--- start ---
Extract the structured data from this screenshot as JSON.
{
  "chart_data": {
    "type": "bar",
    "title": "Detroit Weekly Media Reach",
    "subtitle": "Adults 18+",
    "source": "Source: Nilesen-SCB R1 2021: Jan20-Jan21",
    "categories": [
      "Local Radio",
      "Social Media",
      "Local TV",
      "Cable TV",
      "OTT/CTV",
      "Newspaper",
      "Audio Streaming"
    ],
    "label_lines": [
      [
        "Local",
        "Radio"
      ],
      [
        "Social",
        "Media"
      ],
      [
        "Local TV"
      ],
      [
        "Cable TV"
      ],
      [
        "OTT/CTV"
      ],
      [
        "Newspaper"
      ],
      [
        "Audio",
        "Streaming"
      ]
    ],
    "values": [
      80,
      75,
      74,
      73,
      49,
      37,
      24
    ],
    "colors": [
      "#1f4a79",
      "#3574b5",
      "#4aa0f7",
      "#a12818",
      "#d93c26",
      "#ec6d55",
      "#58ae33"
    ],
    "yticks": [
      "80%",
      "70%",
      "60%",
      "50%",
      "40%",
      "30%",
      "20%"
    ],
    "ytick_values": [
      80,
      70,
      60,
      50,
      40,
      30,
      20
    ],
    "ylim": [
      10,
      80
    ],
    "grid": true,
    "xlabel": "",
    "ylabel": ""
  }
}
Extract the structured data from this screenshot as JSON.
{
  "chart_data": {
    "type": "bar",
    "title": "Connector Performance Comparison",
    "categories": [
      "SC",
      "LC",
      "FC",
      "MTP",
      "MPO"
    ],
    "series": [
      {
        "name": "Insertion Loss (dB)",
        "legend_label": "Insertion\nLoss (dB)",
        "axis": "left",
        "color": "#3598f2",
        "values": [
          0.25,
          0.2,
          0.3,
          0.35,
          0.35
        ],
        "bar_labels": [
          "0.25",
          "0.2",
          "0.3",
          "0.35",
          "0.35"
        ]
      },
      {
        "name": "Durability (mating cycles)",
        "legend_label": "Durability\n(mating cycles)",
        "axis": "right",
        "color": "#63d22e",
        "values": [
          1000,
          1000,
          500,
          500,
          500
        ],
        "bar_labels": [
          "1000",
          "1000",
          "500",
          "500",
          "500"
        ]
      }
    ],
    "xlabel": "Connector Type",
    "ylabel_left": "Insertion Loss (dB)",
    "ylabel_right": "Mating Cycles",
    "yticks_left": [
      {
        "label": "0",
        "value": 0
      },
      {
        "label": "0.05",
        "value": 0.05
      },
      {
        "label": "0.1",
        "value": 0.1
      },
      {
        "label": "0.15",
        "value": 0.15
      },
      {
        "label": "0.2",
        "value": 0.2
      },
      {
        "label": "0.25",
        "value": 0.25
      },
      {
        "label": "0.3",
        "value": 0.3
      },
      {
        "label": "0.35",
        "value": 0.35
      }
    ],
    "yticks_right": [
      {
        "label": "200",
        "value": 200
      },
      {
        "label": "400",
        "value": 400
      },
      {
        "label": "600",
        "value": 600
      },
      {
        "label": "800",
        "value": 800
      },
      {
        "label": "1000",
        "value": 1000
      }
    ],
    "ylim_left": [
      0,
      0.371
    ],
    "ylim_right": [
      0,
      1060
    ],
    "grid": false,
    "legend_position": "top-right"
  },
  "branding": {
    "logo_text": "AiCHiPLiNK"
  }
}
--- end ---
* EXERCISE BRIEF: Every line of the listing that holds "name" is to be counted; give only the resulting number.

* WRITTEN SOLUTION: 2